AVAILABLE RECORDS.
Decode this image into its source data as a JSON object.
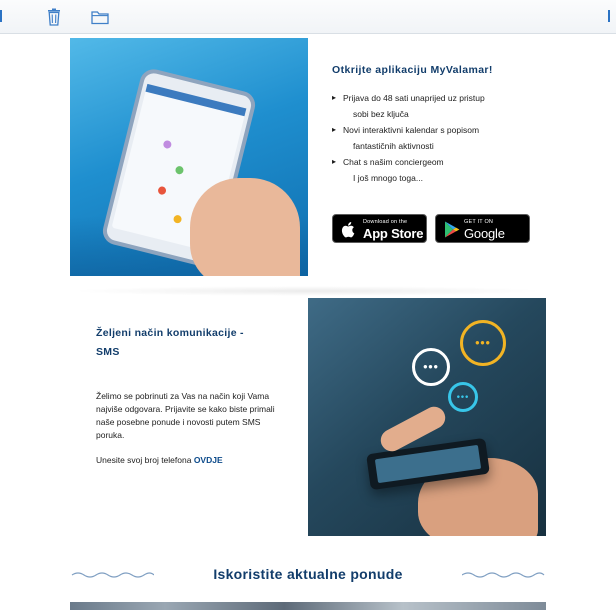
{
  "toolbar": {
    "trash_icon": "trash-icon",
    "folder_icon": "folder-icon",
    "accent": "#2b73c4"
  },
  "app_promo": {
    "title": "Otkrijte aplikaciju MyValamar!",
    "bullets": [
      {
        "line1": "Prijava do 48 sati unaprijed uz pristup",
        "line2": "sobi bez ključa"
      },
      {
        "line1": "Novi interaktivni kalendar s popisom",
        "line2": "fantastičnih aktivnosti"
      },
      {
        "line1": "Chat s našim conciergeom",
        "line2": ""
      }
    ],
    "extra": "I još mnogo toga...",
    "app_store": {
      "small": "Download on the",
      "big": "App Store"
    },
    "google_play": {
      "small": "GET IT ON",
      "big": "Google Play"
    }
  },
  "sms": {
    "title_line1": "Željeni način komunikacije -",
    "title_line2": "SMS",
    "body": "Želimo se pobrinuti za Vas na način koji Vama najviše odgovara. Prijavite se kako biste primali naše posebne ponude i novosti putem SMS poruka.",
    "cta_prefix": "Unesite svoj broj telefona ",
    "cta_link": "OVDJE",
    "bubble_dots": "•••"
  },
  "offers": {
    "title": "Iskoristite aktualne ponude"
  },
  "colors": {
    "heading": "#123d6b",
    "link": "#0c4a8a",
    "bubble_yellow": "#f2b424",
    "bubble_cyan": "#38c6e9"
  }
}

BRIEF. Each line in the records above should be reproduced exactly; images are not copied.

RESULT FOR THIS TASK.
Decode this image into its source data as a JSON object.
{
  "toolbar": {
    "trash_icon": "trash-icon",
    "folder_icon": "folder-icon",
    "accent": "#2b73c4"
  },
  "app_promo": {
    "title": "Otkrijte aplikaciju MyValamar!",
    "bullets": [
      {
        "line1": "Prijava do 48 sati unaprijed uz pristup",
        "line2": "sobi bez ključa"
      },
      {
        "line1": "Novi interaktivni kalendar s popisom",
        "line2": "fantastičnih aktivnosti"
      },
      {
        "line1": "Chat s našim conciergeom",
        "line2": ""
      }
    ],
    "extra": "I još mnogo toga...",
    "app_store": {
      "small": "Download on the",
      "big": "App Store"
    },
    "google_play": {
      "small": "GET IT ON",
      "big": "Google Play"
    }
  },
  "sms": {
    "title_line1": "Željeni način komunikacije -",
    "title_line2": "SMS",
    "body": "Želimo se pobrinuti za Vas na način koji Vama najviše odgovara. Prijavite se kako biste primali naše posebne ponude i novosti putem SMS poruka.",
    "cta_prefix": "Unesite svoj broj telefona ",
    "cta_link": "OVDJE",
    "bubble_dots": "•••"
  },
  "offers": {
    "title": "Iskoristite aktualne ponude"
  },
  "colors": {
    "heading": "#123d6b",
    "link": "#0c4a8a",
    "bubble_yellow": "#f2b424",
    "bubble_cyan": "#38c6e9"
  }
}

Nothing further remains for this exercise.